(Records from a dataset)
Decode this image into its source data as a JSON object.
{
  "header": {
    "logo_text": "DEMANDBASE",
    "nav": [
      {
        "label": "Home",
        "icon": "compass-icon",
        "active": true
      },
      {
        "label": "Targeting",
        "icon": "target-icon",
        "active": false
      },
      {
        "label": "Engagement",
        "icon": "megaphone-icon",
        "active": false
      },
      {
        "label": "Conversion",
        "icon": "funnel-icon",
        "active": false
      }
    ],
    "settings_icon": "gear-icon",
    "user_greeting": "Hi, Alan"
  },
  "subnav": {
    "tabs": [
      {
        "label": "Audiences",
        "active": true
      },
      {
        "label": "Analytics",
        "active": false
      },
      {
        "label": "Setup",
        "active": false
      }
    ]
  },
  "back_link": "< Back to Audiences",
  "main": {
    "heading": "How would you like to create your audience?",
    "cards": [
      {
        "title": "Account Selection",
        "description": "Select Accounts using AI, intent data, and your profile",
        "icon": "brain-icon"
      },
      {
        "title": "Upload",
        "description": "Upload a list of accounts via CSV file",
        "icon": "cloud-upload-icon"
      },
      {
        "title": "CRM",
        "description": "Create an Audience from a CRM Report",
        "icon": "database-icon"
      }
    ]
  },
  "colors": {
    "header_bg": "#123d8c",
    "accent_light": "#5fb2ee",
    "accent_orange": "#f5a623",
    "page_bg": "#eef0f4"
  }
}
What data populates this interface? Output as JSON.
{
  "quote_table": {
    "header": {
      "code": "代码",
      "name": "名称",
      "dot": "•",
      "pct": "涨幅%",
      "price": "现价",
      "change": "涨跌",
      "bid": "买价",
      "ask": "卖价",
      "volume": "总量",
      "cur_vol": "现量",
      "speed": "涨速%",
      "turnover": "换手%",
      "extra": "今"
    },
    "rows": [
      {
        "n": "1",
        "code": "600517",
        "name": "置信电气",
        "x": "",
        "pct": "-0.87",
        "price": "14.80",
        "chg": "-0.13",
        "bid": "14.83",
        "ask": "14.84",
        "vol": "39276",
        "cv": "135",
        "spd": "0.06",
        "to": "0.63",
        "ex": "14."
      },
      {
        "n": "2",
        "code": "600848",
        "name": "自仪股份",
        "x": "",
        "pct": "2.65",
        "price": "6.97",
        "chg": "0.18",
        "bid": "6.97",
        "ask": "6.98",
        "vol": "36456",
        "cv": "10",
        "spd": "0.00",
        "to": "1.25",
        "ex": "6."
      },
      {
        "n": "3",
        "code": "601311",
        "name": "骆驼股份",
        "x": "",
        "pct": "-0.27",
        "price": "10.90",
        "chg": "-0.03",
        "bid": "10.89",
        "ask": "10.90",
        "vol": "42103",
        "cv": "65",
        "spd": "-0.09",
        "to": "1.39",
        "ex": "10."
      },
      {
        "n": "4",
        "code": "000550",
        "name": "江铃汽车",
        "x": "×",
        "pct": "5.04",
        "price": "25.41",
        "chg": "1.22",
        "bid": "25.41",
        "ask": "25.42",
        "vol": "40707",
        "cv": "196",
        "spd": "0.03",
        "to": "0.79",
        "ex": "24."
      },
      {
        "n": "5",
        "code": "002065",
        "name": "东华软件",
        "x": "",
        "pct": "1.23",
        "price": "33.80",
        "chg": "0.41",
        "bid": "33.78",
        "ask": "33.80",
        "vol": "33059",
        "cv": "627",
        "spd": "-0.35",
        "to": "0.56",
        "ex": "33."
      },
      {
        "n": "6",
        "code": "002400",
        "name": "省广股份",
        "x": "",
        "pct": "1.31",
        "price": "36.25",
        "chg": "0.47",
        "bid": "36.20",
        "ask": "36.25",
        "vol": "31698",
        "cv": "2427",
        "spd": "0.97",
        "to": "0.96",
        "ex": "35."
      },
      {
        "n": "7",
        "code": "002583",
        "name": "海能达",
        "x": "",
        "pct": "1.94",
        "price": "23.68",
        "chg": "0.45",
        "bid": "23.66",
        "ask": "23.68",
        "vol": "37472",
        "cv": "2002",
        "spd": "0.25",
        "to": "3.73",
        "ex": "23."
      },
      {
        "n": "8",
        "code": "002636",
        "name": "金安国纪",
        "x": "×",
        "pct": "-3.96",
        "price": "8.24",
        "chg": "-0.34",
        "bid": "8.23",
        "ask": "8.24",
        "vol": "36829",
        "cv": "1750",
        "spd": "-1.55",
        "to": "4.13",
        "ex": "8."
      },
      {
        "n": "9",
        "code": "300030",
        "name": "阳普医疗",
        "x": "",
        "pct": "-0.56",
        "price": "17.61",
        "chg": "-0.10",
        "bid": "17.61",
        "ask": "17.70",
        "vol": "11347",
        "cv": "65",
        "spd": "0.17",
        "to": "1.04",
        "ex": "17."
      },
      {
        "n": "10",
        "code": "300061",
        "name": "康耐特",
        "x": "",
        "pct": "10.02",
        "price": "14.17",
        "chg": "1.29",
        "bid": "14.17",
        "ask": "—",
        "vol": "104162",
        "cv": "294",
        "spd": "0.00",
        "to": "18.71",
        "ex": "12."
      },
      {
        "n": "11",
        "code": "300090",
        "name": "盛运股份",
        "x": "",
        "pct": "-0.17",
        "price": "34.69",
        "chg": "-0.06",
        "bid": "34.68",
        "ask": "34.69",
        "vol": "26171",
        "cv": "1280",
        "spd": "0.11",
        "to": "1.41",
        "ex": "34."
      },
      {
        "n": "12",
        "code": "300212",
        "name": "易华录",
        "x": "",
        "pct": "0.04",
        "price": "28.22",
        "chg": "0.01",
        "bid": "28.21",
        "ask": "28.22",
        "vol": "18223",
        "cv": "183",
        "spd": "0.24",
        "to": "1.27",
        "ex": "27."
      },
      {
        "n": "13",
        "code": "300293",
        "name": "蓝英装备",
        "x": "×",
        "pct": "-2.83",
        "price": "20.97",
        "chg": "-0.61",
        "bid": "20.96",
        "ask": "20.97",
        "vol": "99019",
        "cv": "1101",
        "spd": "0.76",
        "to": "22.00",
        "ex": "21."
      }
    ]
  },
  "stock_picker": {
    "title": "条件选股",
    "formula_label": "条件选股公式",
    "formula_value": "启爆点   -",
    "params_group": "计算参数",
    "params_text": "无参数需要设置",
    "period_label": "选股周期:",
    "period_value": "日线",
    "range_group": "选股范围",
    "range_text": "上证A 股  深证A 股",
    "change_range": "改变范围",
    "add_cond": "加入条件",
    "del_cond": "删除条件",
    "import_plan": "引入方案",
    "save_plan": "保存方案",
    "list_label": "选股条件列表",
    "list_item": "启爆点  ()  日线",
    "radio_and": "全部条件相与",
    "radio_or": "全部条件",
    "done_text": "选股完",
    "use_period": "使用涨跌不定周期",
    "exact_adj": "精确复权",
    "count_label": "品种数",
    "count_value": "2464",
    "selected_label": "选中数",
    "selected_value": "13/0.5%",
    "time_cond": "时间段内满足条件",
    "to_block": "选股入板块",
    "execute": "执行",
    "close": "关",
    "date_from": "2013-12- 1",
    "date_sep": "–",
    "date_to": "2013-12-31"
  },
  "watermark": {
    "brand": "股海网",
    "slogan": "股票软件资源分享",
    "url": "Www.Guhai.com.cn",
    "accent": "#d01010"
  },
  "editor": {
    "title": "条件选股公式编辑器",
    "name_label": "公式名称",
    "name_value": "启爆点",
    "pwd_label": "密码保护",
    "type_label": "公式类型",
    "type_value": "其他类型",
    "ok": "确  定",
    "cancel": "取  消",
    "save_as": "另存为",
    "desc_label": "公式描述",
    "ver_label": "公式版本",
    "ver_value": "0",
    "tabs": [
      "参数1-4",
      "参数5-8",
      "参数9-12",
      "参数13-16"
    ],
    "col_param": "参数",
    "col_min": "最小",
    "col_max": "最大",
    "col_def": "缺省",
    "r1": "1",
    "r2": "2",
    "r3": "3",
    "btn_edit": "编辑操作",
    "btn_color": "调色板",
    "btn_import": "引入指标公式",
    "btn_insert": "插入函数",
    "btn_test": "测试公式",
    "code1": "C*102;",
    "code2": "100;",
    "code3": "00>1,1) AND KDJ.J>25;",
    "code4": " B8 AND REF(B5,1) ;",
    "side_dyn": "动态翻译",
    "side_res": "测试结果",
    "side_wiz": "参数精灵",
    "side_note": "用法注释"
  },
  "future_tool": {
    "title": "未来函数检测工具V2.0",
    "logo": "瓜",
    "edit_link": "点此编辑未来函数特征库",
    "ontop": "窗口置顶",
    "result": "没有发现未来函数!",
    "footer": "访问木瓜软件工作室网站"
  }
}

INSTRUCTION → From the listing above, copy every line that includes the word "JSON".

OUTPUT →
Decode this image into its source data as a JSON object.
What data populates this interface? Output as JSON.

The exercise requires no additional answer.